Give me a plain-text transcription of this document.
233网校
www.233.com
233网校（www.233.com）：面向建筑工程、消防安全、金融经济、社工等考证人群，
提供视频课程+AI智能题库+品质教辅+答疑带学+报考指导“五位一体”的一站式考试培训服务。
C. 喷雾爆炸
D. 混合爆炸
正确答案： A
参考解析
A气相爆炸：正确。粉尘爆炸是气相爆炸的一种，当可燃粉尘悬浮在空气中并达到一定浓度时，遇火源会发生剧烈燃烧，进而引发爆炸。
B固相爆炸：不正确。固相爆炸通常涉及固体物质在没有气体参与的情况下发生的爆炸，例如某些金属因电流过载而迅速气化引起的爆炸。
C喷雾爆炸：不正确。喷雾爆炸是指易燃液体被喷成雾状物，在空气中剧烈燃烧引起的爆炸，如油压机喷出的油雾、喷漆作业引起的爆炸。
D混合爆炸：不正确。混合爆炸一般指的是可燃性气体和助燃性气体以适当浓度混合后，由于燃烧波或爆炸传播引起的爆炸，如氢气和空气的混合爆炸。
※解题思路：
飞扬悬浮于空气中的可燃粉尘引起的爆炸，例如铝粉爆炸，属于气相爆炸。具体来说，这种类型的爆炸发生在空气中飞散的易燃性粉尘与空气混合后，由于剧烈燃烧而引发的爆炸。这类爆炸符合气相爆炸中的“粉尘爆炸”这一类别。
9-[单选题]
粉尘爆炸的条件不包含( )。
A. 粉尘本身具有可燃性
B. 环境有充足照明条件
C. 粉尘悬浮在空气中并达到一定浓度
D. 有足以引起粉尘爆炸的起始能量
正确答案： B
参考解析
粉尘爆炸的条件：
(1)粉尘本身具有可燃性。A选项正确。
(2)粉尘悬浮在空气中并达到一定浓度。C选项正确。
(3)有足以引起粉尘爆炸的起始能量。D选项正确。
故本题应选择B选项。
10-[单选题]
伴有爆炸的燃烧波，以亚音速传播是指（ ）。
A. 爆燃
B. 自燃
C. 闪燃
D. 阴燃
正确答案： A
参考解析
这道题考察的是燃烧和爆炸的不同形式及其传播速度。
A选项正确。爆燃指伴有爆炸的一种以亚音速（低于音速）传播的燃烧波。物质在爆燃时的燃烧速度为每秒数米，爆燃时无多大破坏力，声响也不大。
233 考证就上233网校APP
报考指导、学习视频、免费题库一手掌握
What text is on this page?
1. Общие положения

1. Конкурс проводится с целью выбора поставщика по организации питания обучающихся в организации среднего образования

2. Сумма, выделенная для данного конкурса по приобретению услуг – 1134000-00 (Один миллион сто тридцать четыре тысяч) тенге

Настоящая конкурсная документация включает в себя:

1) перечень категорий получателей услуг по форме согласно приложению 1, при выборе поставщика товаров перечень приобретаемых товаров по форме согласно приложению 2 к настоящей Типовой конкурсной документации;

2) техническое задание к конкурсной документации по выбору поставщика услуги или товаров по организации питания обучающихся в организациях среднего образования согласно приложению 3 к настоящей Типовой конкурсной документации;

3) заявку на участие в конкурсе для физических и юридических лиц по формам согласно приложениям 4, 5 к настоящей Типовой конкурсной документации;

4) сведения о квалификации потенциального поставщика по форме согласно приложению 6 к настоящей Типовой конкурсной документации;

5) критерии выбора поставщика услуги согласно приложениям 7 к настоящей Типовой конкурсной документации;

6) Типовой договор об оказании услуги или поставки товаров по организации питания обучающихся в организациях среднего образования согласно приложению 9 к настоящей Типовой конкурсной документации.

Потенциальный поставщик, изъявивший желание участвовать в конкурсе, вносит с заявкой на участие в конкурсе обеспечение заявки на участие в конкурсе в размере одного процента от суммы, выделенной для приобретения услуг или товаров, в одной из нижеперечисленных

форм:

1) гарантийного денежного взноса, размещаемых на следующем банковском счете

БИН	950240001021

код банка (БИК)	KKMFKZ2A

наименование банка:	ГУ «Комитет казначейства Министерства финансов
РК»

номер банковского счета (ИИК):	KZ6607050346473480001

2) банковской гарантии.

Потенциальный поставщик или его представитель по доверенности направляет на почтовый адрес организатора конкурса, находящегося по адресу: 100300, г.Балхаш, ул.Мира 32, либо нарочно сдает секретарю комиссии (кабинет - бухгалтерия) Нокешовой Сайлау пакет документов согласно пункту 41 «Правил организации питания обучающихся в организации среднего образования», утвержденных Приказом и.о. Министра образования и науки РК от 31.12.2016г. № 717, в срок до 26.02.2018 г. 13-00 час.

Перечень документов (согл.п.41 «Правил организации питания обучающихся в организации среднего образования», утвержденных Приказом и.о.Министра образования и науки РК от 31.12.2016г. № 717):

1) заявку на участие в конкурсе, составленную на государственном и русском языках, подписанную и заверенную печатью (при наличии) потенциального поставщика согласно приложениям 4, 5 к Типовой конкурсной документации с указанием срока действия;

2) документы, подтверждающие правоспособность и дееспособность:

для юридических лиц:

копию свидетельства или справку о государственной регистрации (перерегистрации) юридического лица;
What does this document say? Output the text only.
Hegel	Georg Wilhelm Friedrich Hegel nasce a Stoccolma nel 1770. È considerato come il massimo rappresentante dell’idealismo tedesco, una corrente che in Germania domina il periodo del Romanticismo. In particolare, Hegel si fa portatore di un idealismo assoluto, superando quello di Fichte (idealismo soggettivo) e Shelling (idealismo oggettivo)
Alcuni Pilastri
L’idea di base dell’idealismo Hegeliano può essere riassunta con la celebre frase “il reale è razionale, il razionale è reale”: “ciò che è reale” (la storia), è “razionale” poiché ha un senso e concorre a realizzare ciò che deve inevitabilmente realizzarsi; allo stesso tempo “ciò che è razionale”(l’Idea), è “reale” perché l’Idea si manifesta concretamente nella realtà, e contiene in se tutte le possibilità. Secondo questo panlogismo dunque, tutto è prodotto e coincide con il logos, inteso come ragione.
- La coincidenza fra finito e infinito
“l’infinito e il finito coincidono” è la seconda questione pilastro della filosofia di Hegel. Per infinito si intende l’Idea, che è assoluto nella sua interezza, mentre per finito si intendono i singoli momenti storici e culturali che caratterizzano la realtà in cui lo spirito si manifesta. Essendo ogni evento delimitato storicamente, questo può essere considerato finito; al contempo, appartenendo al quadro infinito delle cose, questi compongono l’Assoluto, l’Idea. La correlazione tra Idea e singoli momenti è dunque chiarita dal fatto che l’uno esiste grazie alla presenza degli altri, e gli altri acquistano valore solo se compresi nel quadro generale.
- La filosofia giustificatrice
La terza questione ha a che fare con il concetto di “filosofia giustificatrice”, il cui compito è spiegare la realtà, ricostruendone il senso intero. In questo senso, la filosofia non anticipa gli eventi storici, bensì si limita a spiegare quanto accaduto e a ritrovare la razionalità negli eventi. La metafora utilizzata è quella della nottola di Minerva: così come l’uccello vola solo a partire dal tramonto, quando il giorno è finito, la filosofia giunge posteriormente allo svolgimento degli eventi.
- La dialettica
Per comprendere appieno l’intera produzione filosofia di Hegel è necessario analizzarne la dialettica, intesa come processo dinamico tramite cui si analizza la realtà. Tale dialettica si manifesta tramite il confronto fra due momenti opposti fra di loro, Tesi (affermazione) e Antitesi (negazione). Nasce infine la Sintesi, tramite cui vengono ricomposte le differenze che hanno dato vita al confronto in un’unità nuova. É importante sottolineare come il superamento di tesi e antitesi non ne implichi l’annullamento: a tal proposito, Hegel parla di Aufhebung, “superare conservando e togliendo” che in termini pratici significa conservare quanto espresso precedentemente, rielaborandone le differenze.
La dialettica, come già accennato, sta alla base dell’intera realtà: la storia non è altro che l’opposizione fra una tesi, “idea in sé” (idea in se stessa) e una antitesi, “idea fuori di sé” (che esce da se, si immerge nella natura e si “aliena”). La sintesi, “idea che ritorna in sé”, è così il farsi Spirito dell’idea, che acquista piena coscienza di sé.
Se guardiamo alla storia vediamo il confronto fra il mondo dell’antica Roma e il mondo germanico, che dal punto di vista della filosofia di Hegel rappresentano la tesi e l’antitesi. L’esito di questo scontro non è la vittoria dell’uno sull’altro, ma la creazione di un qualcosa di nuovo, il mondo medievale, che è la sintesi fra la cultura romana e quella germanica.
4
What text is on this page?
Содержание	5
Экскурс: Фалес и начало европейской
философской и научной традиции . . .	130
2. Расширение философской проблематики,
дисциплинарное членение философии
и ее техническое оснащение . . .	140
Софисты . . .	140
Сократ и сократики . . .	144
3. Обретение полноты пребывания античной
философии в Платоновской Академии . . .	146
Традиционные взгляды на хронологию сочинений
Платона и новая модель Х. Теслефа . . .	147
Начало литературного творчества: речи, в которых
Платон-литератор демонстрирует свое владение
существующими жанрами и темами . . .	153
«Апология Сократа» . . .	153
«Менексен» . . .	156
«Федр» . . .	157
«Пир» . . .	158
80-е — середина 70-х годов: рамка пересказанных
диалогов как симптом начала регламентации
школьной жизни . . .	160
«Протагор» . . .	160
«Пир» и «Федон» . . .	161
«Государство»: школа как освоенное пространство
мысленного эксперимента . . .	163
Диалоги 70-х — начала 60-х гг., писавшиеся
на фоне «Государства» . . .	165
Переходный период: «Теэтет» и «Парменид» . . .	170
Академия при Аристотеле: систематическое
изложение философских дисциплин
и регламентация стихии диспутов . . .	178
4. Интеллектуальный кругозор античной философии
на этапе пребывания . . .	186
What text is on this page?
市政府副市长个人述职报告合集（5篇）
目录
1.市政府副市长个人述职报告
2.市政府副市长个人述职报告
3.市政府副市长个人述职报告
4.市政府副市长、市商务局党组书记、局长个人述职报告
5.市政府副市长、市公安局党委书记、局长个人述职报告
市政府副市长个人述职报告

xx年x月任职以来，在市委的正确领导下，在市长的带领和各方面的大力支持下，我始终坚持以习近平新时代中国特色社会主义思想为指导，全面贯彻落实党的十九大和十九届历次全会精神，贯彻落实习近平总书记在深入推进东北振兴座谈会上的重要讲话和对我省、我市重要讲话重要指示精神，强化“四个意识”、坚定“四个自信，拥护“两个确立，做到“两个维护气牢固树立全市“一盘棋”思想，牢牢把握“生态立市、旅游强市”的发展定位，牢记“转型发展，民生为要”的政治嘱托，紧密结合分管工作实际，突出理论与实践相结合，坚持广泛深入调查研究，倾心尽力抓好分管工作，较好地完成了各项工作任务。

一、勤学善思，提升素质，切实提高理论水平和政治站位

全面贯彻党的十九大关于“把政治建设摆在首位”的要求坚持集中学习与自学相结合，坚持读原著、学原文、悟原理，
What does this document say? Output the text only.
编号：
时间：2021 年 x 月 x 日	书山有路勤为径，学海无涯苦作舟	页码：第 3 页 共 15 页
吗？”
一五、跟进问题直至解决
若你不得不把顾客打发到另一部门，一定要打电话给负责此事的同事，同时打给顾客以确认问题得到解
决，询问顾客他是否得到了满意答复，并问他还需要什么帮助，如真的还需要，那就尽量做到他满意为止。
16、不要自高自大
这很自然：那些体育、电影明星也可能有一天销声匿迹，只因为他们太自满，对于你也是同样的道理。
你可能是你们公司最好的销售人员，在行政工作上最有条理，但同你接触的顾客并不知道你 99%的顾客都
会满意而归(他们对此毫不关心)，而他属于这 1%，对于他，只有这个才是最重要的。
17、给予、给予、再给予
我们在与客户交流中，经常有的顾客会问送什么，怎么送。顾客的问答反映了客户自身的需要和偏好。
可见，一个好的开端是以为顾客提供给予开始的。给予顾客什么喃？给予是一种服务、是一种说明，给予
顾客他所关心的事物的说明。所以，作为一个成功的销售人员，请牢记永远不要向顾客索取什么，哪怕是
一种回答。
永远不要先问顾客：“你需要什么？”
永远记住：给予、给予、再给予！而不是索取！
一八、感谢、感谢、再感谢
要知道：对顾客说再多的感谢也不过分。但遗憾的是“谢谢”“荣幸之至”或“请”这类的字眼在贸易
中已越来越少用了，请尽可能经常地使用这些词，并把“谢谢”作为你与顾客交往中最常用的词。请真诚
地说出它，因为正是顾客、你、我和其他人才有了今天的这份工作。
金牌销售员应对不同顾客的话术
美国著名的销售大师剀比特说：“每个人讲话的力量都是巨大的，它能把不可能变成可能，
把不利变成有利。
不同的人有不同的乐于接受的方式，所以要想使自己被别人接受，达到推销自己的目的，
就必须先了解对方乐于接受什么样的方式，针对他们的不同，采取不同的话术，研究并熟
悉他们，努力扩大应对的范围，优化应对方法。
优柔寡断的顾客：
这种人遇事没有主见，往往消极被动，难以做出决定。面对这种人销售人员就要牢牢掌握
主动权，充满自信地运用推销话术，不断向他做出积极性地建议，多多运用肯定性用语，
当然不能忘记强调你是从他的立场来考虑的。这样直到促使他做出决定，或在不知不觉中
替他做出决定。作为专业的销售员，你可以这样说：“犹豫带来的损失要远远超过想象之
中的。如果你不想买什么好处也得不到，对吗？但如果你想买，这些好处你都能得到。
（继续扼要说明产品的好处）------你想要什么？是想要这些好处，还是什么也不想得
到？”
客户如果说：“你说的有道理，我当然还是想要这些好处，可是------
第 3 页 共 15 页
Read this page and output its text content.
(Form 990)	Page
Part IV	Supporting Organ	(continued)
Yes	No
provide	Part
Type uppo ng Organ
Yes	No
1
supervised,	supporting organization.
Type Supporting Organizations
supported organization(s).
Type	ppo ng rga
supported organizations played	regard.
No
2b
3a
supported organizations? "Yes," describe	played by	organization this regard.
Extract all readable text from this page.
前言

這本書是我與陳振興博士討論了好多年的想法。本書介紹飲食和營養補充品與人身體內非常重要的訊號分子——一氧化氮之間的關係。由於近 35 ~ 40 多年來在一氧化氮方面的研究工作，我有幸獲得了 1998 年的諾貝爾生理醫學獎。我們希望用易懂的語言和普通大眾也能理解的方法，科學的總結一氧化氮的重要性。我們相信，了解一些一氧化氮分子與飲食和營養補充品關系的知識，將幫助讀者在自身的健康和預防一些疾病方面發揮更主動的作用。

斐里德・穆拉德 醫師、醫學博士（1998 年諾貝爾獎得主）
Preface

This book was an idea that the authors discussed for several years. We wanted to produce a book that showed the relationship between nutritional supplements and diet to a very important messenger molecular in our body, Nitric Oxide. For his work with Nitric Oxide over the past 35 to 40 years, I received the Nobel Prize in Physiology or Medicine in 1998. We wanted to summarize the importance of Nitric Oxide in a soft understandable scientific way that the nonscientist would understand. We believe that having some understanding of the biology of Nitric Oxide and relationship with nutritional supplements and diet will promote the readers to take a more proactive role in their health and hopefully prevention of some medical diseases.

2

——————————

*TASK TO CARRY OUT:* Across the entries above, how many lines contain "приложениям"? Provide only the count.

*EXERCISE RESPONSE:* 3